-- START Supplied entries --

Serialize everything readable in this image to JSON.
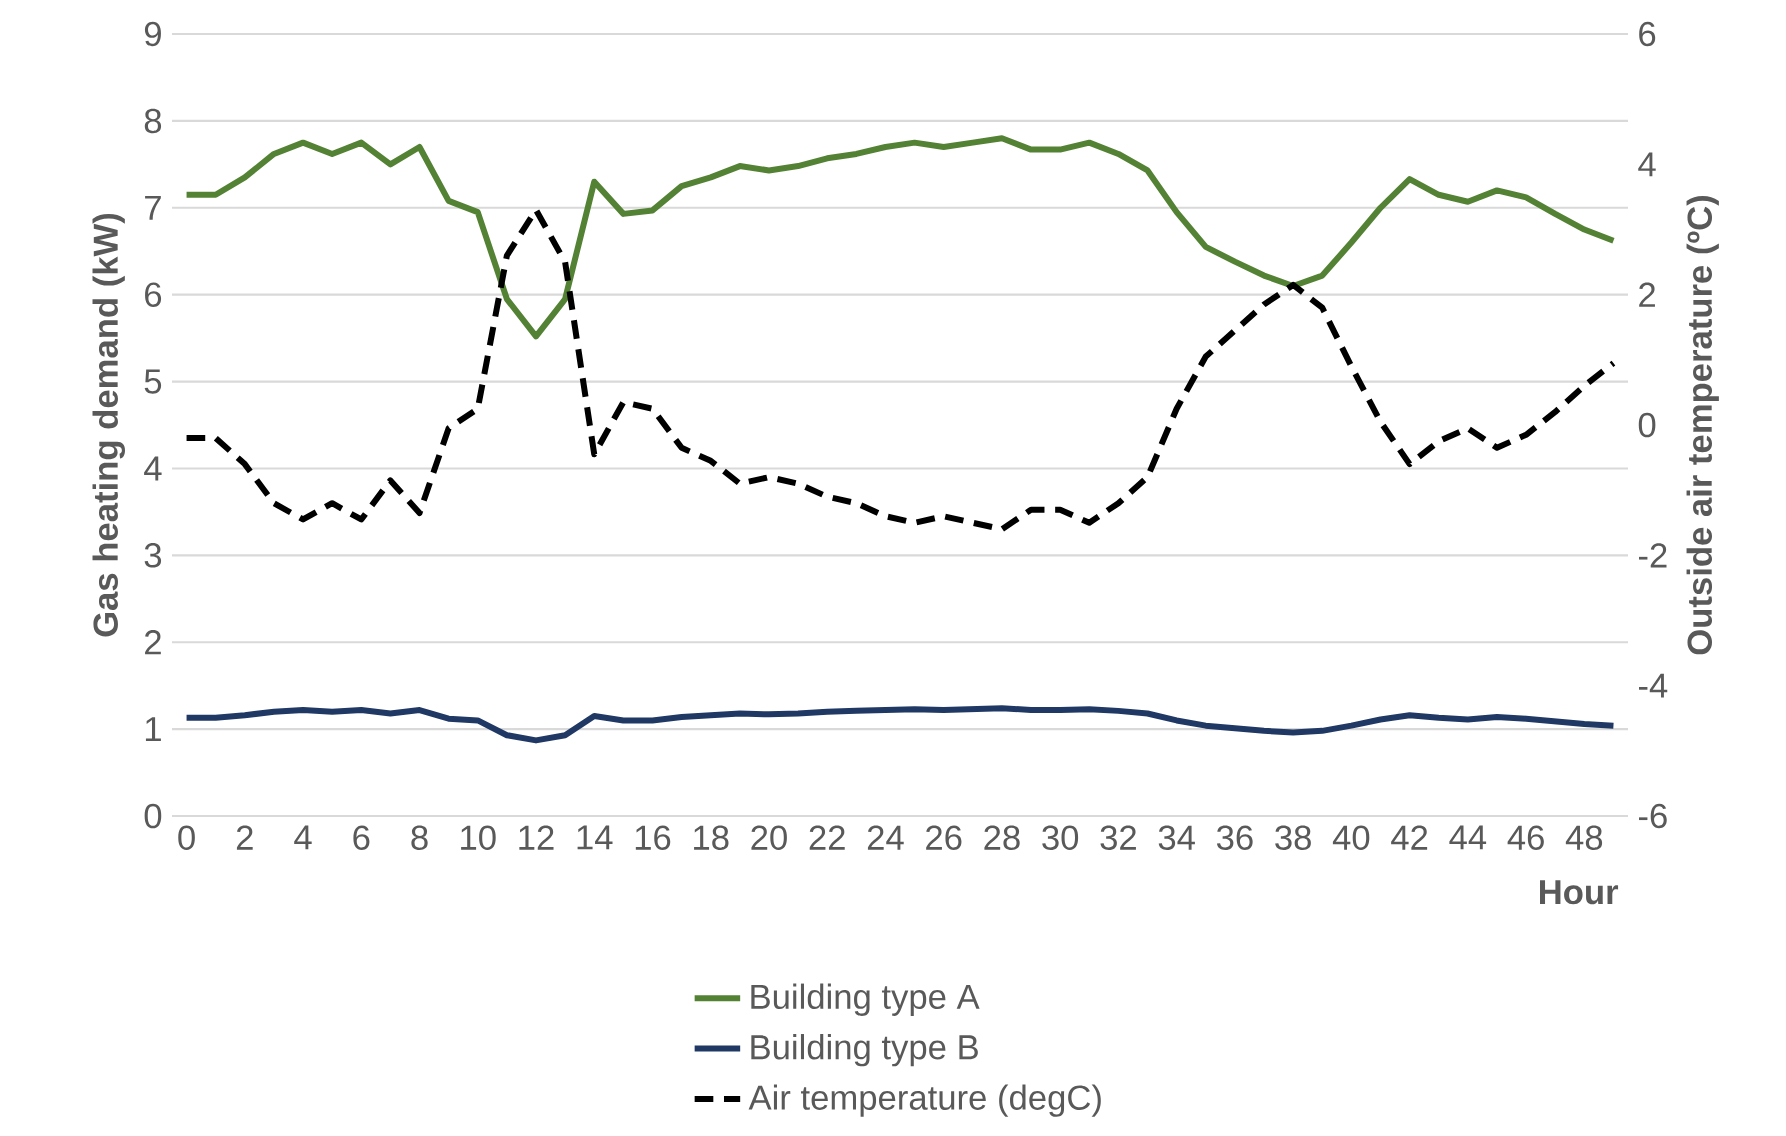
{
  "chart_data": {
    "type": "line",
    "xlabel": "Hour",
    "ylabel": "Gas heating demand (kW)",
    "y2label": "Outside air temperature (ºC)",
    "x": [
      0,
      1,
      2,
      3,
      4,
      5,
      6,
      7,
      8,
      9,
      10,
      11,
      12,
      13,
      14,
      15,
      16,
      17,
      18,
      19,
      20,
      21,
      22,
      23,
      24,
      25,
      26,
      27,
      28,
      29,
      30,
      31,
      32,
      33,
      34,
      35,
      36,
      37,
      38,
      39,
      40,
      41,
      42,
      43,
      44,
      45,
      46,
      47,
      48,
      49
    ],
    "xlim": [
      -0.5,
      49.5
    ],
    "xticks": [
      0,
      2,
      4,
      6,
      8,
      10,
      12,
      14,
      16,
      18,
      20,
      22,
      24,
      26,
      28,
      30,
      32,
      34,
      36,
      38,
      40,
      42,
      44,
      46,
      48
    ],
    "ylim": [
      0,
      9
    ],
    "yticks": [
      0,
      1,
      2,
      3,
      4,
      5,
      6,
      7,
      8,
      9
    ],
    "y2lim": [
      -6,
      6
    ],
    "y2ticks": [
      -6,
      -4,
      -2,
      0,
      2,
      4,
      6
    ],
    "grid": "y",
    "legend": "bottom",
    "marker": "none",
    "series": [
      {
        "name": "Building type A",
        "color": "#548235",
        "line_style": "solid",
        "values": [
          7.15,
          7.15,
          7.35,
          7.62,
          7.75,
          7.62,
          7.75,
          7.5,
          7.7,
          7.08,
          6.95,
          5.95,
          5.52,
          5.95,
          7.3,
          6.93,
          6.97,
          7.25,
          7.35,
          7.48,
          7.43,
          7.48,
          7.57,
          7.62,
          7.7,
          7.75,
          7.7,
          7.75,
          7.8,
          7.67,
          7.67,
          7.75,
          7.62,
          7.43,
          6.95,
          6.55,
          6.38,
          6.22,
          6.1,
          6.22,
          6.6,
          7.0,
          7.33,
          7.15,
          7.07,
          7.2,
          7.12,
          6.93,
          6.75,
          6.62
        ]
      },
      {
        "name": "Building type B",
        "color": "#203864",
        "line_style": "solid",
        "values": [
          1.13,
          1.13,
          1.16,
          1.2,
          1.22,
          1.2,
          1.22,
          1.18,
          1.22,
          1.12,
          1.1,
          0.93,
          0.87,
          0.93,
          1.15,
          1.1,
          1.1,
          1.14,
          1.16,
          1.18,
          1.17,
          1.18,
          1.2,
          1.21,
          1.22,
          1.23,
          1.22,
          1.23,
          1.24,
          1.22,
          1.22,
          1.23,
          1.21,
          1.18,
          1.1,
          1.04,
          1.01,
          0.98,
          0.96,
          0.98,
          1.04,
          1.11,
          1.16,
          1.13,
          1.11,
          1.14,
          1.12,
          1.09,
          1.06,
          1.04
        ]
      },
      {
        "name": "Air temperature (degC)",
        "color": "#000000",
        "line_style": "dashed",
        "axis": "y2",
        "values": [
          -0.2,
          -0.2,
          -0.6,
          -1.2,
          -1.45,
          -1.2,
          -1.45,
          -0.85,
          -1.35,
          -0.05,
          0.25,
          2.6,
          3.3,
          2.5,
          -0.45,
          0.35,
          0.25,
          -0.35,
          -0.55,
          -0.9,
          -0.8,
          -0.9,
          -1.1,
          -1.2,
          -1.4,
          -1.5,
          -1.4,
          -1.5,
          -1.6,
          -1.3,
          -1.3,
          -1.5,
          -1.2,
          -0.8,
          0.25,
          1.05,
          1.45,
          1.85,
          2.15,
          1.8,
          0.9,
          0.05,
          -0.6,
          -0.25,
          -0.05,
          -0.35,
          -0.15,
          0.2,
          0.6,
          0.95
        ]
      }
    ]
  }
}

-- END Supplied entries --

▶ Stated goal
Find all lines with "type" in them and copy each one.

▶ Result for this task
    "type": "line",
        "name": "Building type A",
        "name": "Building type B",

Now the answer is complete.